[Spatial annotation entries]
--

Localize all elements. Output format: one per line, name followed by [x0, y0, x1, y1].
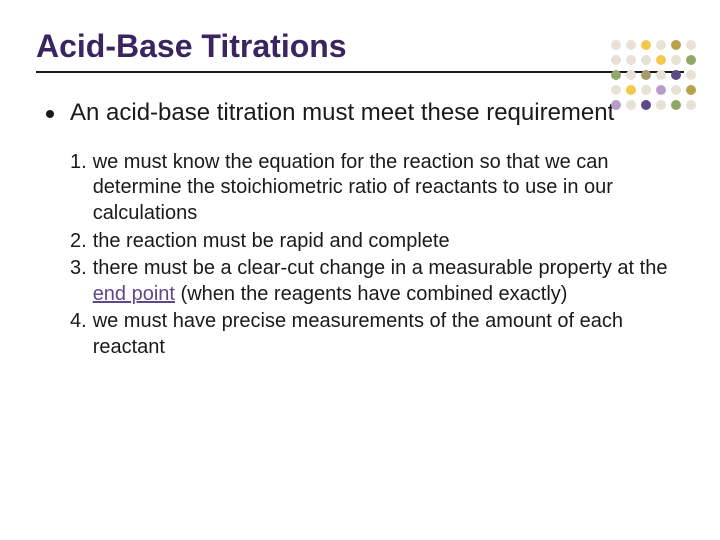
decor-dot [686, 70, 696, 80]
intro-bullet: An acid-base titration must meet these r… [46, 99, 684, 128]
list-item: 4.we must have precise measurements of t… [70, 309, 684, 360]
decor-dot [686, 55, 696, 65]
decor-dot [611, 40, 621, 50]
decor-dot [626, 85, 636, 95]
decor-dot [626, 40, 636, 50]
decor-dot [611, 70, 621, 80]
decor-dot [641, 55, 651, 65]
bullet-dot-icon [46, 110, 54, 118]
decor-dot [656, 100, 666, 110]
intro-text: An acid-base titration must meet these r… [70, 99, 614, 128]
list-item-number: 3. [70, 256, 87, 307]
decor-dot [671, 85, 681, 95]
decor-dot [626, 55, 636, 65]
decor-dot [611, 55, 621, 65]
decor-dot [641, 100, 651, 110]
decor-dot [611, 85, 621, 95]
list-item-number: 4. [70, 309, 87, 360]
list-item-accent: end point [93, 283, 175, 305]
list-item-text-pre: we must have precise measurements of the… [93, 310, 623, 358]
list-item-number: 2. [70, 229, 87, 255]
list-item-text-pre: we must know the equation for the reacti… [93, 151, 613, 224]
decor-dot [641, 40, 651, 50]
decor-dot [611, 100, 621, 110]
decor-dot [671, 70, 681, 80]
slide-title: Acid-Base Titrations [36, 28, 684, 65]
decor-dot [641, 70, 651, 80]
title-underline [36, 71, 684, 73]
decor-dot [686, 40, 696, 50]
decor-dot [626, 70, 636, 80]
numbered-list: 1.we must know the equation for the reac… [70, 150, 684, 361]
decor-dot [656, 55, 666, 65]
list-item-body: we must have precise measurements of the… [93, 309, 684, 360]
decor-dot [656, 85, 666, 95]
list-item-body: the reaction must be rapid and complete [93, 229, 450, 255]
list-item-body: we must know the equation for the reacti… [93, 150, 684, 227]
decor-dot [656, 70, 666, 80]
decor-dot [671, 100, 681, 110]
decor-dot [656, 40, 666, 50]
list-item: 1.we must know the equation for the reac… [70, 150, 684, 227]
slide: Acid-Base Titrations An acid-base titrat… [0, 0, 720, 540]
decor-dot [686, 85, 696, 95]
decor-dot [671, 55, 681, 65]
list-item-text-pre: the reaction must be rapid and complete [93, 230, 450, 252]
decor-dot [671, 40, 681, 50]
list-item-text-post: (when the reagents have combined exactly… [175, 283, 567, 305]
decor-dot [686, 100, 696, 110]
list-item-text-pre: there must be a clear-cut change in a me… [93, 257, 668, 279]
list-item: 2. the reaction must be rapid and complet… [70, 229, 684, 255]
list-item: 3. there must be a clear-cut change in a … [70, 256, 684, 307]
decor-dot [626, 100, 636, 110]
list-item-number: 1. [70, 150, 87, 227]
list-item-body: there must be a clear-cut change in a me… [93, 256, 684, 307]
decorative-dot-grid [611, 40, 698, 112]
decor-dot [641, 85, 651, 95]
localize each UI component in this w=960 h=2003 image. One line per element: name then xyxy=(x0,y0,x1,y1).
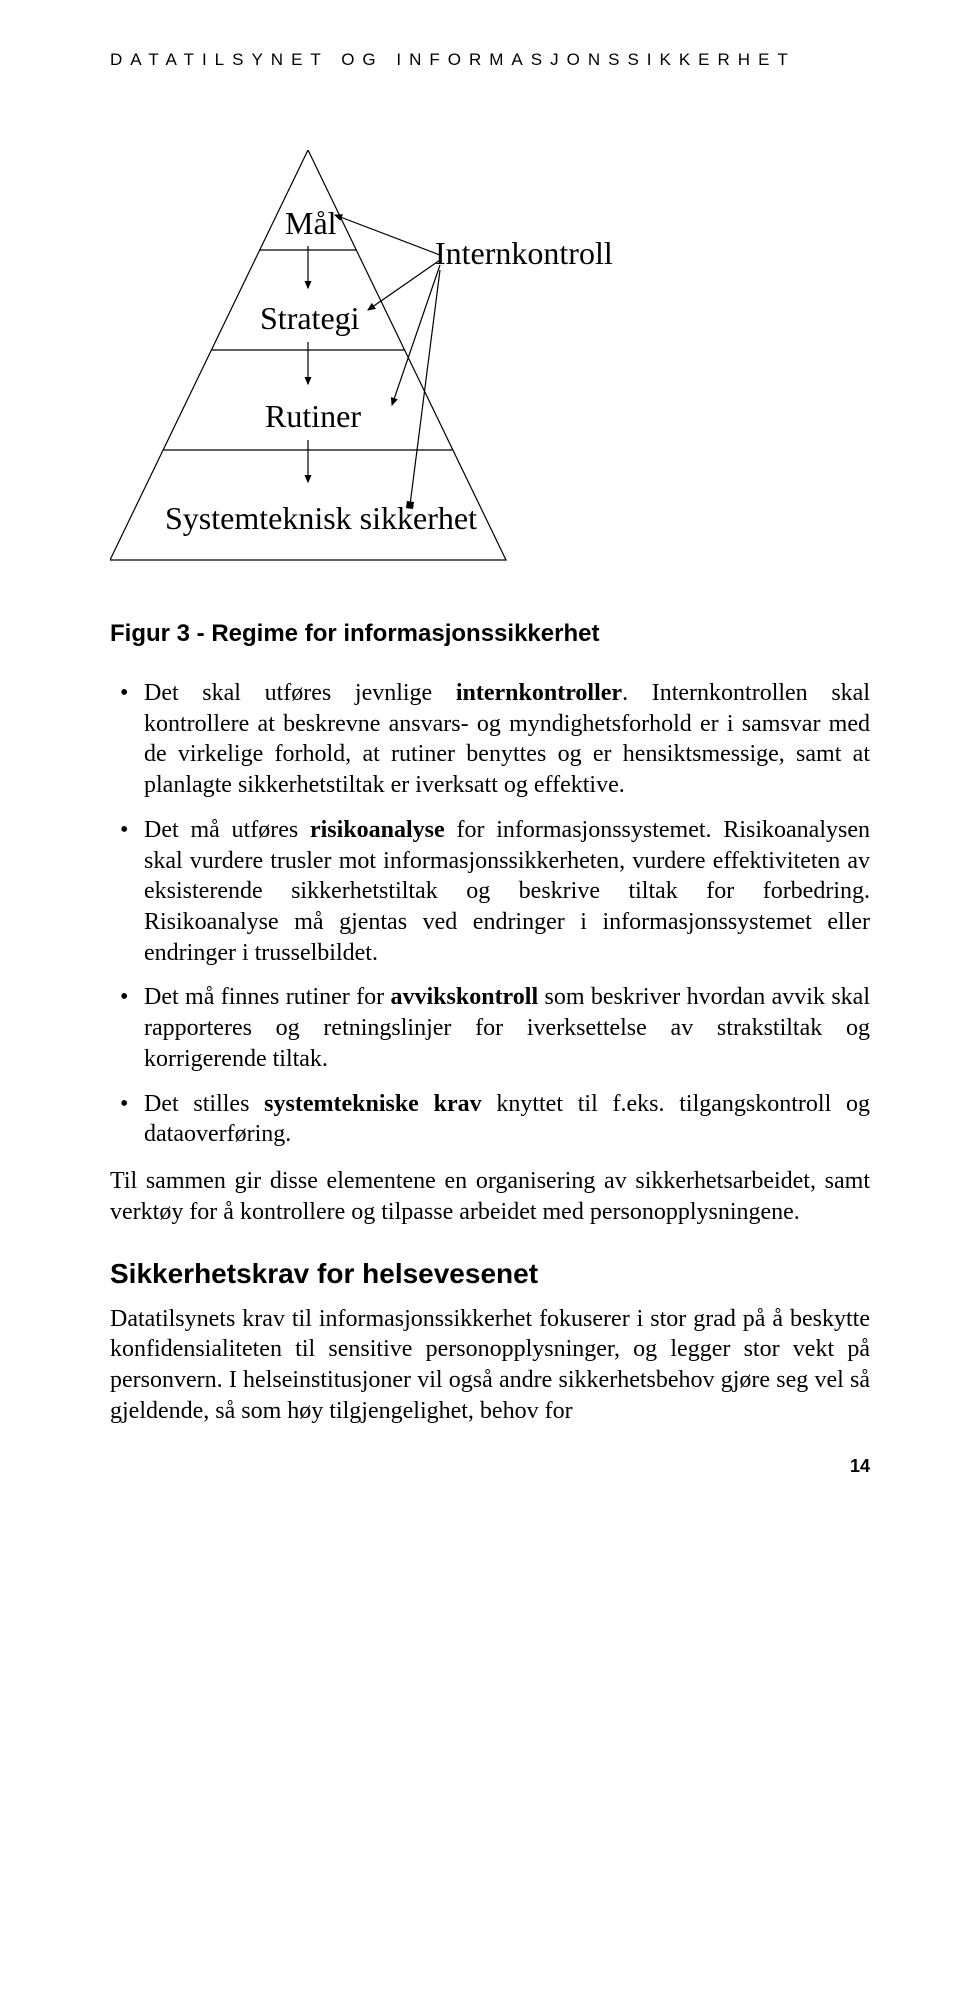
bullet-list: Det skal utføres jevnlige internkontroll… xyxy=(110,678,870,1150)
list-item: Det må finnes rutiner for avvikskontroll… xyxy=(110,982,870,1074)
paragraph-after-list: Til sammen gir disse elementene en organ… xyxy=(110,1166,870,1227)
external-label: Internkontroll xyxy=(435,235,613,272)
list-item: Det stilles systemtekniske krav knyttet … xyxy=(110,1089,870,1150)
tier3-label: Rutiner xyxy=(265,398,361,435)
ext-arrow-3 xyxy=(392,265,440,405)
list-item: Det skal utføres jevnlige internkontroll… xyxy=(110,678,870,801)
tier2-label: Strategi xyxy=(260,300,360,337)
tier4-label: Systemteknisk sikkerhet xyxy=(165,500,477,537)
page-number: 14 xyxy=(110,1456,870,1477)
ext-arrow-4 xyxy=(410,270,440,505)
ext-arrow-2 xyxy=(368,260,440,310)
section-paragraph: Datatilsynets krav til informasjonssikke… xyxy=(110,1304,870,1427)
pyramid-diagram: Mål Strategi Rutiner Systemteknisk sikke… xyxy=(110,150,640,590)
running-header: DATATILSYNET OG INFORMASJONSSIKKERHET xyxy=(110,50,870,70)
section-heading: Sikkerhetskrav for helsevesenet xyxy=(110,1258,870,1290)
ext-arrow-1 xyxy=(335,215,440,255)
list-item: Det må utføres risikoanalyse for informa… xyxy=(110,815,870,969)
tier1-label: Mål xyxy=(285,205,337,242)
figure-caption: Figur 3 - Regime for informasjonssikkerh… xyxy=(110,620,870,648)
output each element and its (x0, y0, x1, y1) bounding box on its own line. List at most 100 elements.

--

### Task statement
Write out all of the lines above word for word, leaving out the pictures.

### Exercise response
Localize all elements. Output format: one per line, name followed by [x0, y0, x1, y1].
decor-dot [686, 70, 696, 80]
intro-bullet: An acid-base titration must meet these r… [46, 99, 684, 128]
list-item: 4.we must have precise measurements of t… [70, 309, 684, 360]
decor-dot [686, 55, 696, 65]
decor-dot [611, 40, 621, 50]
decor-dot [626, 85, 636, 95]
decor-dot [626, 40, 636, 50]
decor-dot [611, 70, 621, 80]
decor-dot [641, 55, 651, 65]
bullet-dot-icon [46, 110, 54, 118]
decor-dot [656, 100, 666, 110]
intro-text: An acid-base titration must meet these r… [70, 99, 614, 128]
list-item-number: 3. [70, 256, 87, 307]
decor-dot [671, 85, 681, 95]
decor-dot [626, 55, 636, 65]
decor-dot [611, 55, 621, 65]
decor-dot [641, 100, 651, 110]
decor-dot [611, 85, 621, 95]
list-item-number: 4. [70, 309, 87, 360]
list-item-accent: end point [93, 283, 175, 305]
list-item-text-pre: we must have precise measurements of the… [93, 310, 623, 358]
list-item-number: 2. [70, 229, 87, 255]
list-item-text-pre: we must know the equation for the reacti… [93, 151, 613, 224]
decor-dot [641, 40, 651, 50]
decor-dot [611, 100, 621, 110]
decor-dot [671, 70, 681, 80]
slide-title: Acid-Base Titrations [36, 28, 684, 65]
decor-dot [641, 70, 651, 80]
title-underline [36, 71, 684, 73]
decor-dot [686, 40, 696, 50]
decor-dot [626, 70, 636, 80]
numbered-list: 1.we must know the equation for the reac… [70, 150, 684, 361]
decor-dot [656, 55, 666, 65]
list-item-body: we must have precise measurements of the… [93, 309, 684, 360]
decor-dot [656, 85, 666, 95]
list-item-body: the reaction must be rapid and complete [93, 229, 450, 255]
list-item-body: we must know the equation for the reacti… [93, 150, 684, 227]
decor-dot [656, 70, 666, 80]
decor-dot [671, 100, 681, 110]
decor-dot [656, 40, 666, 50]
list-item: 1.we must know the equation for the reac… [70, 150, 684, 227]
slide: Acid-Base Titrations An acid-base titrat… [0, 0, 720, 540]
decor-dot [686, 85, 696, 95]
decor-dot [671, 55, 681, 65]
list-item-text-pre: the reaction must be rapid and complete [93, 230, 450, 252]
decor-dot [671, 40, 681, 50]
list-item-text-post: (when the reagents have combined exactly… [175, 283, 567, 305]
decor-dot [686, 100, 696, 110]
list-item-text-pre: there must be a clear-cut change in a me… [93, 257, 668, 279]
list-item: 2. the reaction must be rapid and complet… [70, 229, 684, 255]
list-item: 3. there must be a clear-cut change in a … [70, 256, 684, 307]
decor-dot [626, 100, 636, 110]
list-item-number: 1. [70, 150, 87, 227]
list-item-body: there must be a clear-cut change in a me… [93, 256, 684, 307]
decorative-dot-grid [611, 40, 698, 112]
decor-dot [641, 85, 651, 95]
localize each UI component in this w=960 h=2003 image. One line per element: name then xyxy=(x0,y0,x1,y1).
bullet-list: Det skal utføres jevnlige internkontroll… xyxy=(110,678,870,1150)
list-item: Det må finnes rutiner for avvikskontroll… xyxy=(110,982,870,1074)
paragraph-after-list: Til sammen gir disse elementene en organ… xyxy=(110,1166,870,1227)
external-label: Internkontroll xyxy=(435,235,613,272)
list-item: Det stilles systemtekniske krav knyttet … xyxy=(110,1089,870,1150)
tier3-label: Rutiner xyxy=(265,398,361,435)
ext-arrow-3 xyxy=(392,265,440,405)
list-item: Det skal utføres jevnlige internkontroll… xyxy=(110,678,870,801)
tier2-label: Strategi xyxy=(260,300,360,337)
tier4-label: Systemteknisk sikkerhet xyxy=(165,500,477,537)
page-number: 14 xyxy=(110,1456,870,1477)
ext-arrow-4 xyxy=(410,270,440,505)
ext-arrow-2 xyxy=(368,260,440,310)
section-paragraph: Datatilsynets krav til informasjonssikke… xyxy=(110,1304,870,1427)
pyramid-diagram: Mål Strategi Rutiner Systemteknisk sikke… xyxy=(110,150,640,590)
running-header: DATATILSYNET OG INFORMASJONSSIKKERHET xyxy=(110,50,870,70)
section-heading: Sikkerhetskrav for helsevesenet xyxy=(110,1258,870,1290)
ext-arrow-1 xyxy=(335,215,440,255)
list-item: Det må utføres risikoanalyse for informa… xyxy=(110,815,870,969)
tier1-label: Mål xyxy=(285,205,337,242)
figure-caption: Figur 3 - Regime for informasjonssikkerh… xyxy=(110,620,870,648)
output each element and its (x0, y0, x1, y1) bounding box on its own line. List at most 100 elements.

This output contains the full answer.